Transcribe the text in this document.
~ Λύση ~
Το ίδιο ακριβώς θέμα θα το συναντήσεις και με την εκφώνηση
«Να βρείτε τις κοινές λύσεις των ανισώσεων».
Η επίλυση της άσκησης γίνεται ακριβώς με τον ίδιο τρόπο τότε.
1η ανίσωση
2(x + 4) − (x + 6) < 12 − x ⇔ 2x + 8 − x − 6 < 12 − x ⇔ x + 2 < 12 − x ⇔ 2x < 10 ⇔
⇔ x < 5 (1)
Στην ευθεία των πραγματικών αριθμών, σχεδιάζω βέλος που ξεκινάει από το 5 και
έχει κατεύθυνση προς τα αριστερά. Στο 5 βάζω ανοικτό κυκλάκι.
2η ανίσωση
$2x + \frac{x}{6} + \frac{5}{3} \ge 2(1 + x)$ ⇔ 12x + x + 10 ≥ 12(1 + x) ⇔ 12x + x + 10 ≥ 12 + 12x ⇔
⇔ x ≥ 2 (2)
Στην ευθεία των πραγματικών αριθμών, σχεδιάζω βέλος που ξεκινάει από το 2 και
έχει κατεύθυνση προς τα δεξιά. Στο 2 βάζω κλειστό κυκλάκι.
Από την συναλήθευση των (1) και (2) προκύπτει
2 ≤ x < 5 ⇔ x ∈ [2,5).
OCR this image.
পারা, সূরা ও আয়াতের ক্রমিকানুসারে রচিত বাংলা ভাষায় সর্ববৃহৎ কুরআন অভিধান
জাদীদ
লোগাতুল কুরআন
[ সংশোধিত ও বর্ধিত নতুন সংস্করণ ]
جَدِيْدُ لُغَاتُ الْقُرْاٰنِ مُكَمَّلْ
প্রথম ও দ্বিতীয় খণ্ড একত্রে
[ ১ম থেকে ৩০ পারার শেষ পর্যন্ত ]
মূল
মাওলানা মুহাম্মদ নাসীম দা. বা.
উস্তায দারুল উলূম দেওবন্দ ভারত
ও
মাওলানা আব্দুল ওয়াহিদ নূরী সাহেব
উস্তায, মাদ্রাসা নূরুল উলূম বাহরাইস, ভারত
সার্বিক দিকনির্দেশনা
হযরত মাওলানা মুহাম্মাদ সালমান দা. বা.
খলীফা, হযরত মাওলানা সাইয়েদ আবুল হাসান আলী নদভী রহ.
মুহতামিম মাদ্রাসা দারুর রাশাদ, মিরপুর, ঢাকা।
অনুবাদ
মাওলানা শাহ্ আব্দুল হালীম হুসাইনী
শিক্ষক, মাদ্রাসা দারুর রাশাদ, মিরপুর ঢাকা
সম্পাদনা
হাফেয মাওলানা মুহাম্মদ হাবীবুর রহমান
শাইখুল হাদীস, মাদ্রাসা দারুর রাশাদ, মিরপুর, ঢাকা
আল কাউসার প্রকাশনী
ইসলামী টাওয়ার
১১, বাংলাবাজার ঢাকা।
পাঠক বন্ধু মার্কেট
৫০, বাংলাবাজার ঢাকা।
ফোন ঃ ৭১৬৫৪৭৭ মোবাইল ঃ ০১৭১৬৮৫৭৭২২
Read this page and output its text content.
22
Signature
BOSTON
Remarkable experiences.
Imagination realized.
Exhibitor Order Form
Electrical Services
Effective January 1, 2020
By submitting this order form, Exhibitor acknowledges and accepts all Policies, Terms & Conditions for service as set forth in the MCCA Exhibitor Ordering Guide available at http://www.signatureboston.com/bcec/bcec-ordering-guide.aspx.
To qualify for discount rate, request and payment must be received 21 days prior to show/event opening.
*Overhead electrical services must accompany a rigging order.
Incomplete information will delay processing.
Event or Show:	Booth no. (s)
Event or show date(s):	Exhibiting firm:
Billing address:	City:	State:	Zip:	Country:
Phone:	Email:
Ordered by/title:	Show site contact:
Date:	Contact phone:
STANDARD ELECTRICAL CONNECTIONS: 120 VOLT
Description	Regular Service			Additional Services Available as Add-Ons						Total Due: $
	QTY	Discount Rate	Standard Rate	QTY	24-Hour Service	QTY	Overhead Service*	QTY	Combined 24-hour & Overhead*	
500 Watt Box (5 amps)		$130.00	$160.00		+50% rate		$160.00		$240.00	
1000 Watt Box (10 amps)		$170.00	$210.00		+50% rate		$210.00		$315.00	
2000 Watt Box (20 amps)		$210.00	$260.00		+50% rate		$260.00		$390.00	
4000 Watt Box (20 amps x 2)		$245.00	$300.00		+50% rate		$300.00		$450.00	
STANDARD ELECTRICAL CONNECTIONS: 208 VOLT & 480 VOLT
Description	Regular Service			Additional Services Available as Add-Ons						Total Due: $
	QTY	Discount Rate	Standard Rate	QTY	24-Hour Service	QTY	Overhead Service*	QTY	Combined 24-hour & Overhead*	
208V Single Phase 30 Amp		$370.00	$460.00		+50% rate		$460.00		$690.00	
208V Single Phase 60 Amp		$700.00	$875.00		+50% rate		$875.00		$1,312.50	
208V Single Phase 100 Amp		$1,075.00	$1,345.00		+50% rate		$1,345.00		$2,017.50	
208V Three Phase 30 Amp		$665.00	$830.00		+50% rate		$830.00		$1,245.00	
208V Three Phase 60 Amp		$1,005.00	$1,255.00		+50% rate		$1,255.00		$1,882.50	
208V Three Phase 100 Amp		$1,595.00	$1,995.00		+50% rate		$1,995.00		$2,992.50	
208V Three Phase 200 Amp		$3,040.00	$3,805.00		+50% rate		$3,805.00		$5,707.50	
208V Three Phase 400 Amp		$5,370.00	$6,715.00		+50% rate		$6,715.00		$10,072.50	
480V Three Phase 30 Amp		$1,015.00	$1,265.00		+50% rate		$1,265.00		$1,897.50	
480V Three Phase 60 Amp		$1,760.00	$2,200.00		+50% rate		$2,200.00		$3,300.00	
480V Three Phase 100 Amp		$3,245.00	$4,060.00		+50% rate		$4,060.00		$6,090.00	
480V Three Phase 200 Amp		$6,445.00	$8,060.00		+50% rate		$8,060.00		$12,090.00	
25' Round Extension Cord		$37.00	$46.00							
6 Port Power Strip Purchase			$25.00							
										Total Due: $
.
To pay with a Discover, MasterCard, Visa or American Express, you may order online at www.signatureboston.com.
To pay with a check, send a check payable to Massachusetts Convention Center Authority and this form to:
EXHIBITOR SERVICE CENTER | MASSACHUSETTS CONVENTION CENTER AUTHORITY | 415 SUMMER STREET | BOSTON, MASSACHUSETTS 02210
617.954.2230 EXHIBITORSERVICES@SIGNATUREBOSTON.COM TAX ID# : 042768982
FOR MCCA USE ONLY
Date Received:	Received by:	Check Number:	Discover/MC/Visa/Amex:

◆ ◆ ◆

> _Directions_:
Among the lines of the listing, how many hold the string "VOLT"? Respond with only the number.

> _Exercise solution_:
2